[start]
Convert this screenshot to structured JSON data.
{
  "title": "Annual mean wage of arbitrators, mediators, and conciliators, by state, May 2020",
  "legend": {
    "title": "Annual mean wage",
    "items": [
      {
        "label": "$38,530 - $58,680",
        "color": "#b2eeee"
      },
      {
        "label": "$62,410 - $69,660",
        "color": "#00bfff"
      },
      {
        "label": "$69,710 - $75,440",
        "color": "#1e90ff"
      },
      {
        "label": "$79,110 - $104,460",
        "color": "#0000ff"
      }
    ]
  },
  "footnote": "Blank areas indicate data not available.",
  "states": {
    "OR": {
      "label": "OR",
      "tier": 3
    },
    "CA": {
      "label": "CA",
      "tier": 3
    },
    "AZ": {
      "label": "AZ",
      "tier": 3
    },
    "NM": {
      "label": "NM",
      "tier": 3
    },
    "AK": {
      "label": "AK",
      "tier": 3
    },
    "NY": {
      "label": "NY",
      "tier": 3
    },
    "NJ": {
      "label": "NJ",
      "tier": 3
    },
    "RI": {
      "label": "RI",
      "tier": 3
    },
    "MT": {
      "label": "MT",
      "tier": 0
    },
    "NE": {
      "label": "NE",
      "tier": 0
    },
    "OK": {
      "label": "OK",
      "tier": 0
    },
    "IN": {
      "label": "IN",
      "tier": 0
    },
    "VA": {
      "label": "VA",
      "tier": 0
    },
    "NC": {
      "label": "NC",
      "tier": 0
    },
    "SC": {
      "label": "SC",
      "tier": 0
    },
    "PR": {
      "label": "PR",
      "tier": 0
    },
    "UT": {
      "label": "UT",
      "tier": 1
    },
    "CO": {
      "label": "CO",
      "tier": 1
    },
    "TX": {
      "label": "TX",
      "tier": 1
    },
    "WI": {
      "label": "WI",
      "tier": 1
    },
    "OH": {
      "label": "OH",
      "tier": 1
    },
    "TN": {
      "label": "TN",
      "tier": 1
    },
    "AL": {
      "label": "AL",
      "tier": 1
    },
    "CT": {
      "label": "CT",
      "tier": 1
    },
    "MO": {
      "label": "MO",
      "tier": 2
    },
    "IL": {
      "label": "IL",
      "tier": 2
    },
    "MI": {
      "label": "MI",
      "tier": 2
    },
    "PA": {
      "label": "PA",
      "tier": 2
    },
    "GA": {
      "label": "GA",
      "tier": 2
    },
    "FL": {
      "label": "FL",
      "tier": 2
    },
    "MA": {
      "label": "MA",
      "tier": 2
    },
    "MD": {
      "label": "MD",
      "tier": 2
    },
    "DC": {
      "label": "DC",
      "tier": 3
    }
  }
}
[end]
Exercise objective.
Gather each line of the records holding the string "title".

Written response.
  "title": "Annual mean wage of arbitrators, mediators, and conciliators, by state, May 2020",
    "title": "Annual mean wage",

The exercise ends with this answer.